Start DATASET EXTRACT
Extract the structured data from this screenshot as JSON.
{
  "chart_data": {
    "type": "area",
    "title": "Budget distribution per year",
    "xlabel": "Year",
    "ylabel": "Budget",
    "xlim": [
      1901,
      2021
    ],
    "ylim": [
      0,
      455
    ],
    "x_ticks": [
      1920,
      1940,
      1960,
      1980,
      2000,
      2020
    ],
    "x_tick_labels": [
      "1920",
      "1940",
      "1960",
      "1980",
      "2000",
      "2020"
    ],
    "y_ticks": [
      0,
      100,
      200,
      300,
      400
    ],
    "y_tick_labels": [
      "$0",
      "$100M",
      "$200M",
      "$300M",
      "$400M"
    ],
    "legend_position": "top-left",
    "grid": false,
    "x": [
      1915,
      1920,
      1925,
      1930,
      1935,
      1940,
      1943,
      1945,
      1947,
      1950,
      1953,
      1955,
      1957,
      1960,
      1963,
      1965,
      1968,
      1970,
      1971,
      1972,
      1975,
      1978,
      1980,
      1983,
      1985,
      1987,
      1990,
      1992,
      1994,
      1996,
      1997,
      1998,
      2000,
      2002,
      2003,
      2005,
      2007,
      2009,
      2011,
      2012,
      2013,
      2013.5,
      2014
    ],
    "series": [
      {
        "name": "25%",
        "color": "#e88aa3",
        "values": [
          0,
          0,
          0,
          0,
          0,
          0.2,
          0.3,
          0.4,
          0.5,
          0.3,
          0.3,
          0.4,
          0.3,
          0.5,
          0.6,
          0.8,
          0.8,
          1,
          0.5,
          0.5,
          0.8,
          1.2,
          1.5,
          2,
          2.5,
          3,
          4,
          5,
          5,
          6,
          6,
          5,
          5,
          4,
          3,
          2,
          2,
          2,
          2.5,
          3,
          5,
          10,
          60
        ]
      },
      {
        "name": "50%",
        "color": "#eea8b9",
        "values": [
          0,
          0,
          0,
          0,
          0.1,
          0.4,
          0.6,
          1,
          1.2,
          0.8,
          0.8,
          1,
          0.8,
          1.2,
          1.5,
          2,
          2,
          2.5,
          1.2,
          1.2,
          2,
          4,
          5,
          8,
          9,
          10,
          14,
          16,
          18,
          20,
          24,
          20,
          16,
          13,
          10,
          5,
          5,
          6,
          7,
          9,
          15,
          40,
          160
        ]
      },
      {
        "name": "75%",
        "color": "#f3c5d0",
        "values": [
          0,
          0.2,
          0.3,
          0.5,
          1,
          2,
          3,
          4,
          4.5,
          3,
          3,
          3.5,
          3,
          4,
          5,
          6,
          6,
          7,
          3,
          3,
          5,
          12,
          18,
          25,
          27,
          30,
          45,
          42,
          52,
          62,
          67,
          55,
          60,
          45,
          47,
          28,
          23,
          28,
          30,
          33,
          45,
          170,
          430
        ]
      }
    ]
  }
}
End DATASET EXTRACT
- THE TASK: Return all the lines that contain the string "color".

- PROBLEM SOLUTION:
        "color": "#e88aa3",
        "color": "#eea8b9",
        "color": "#f3c5d0",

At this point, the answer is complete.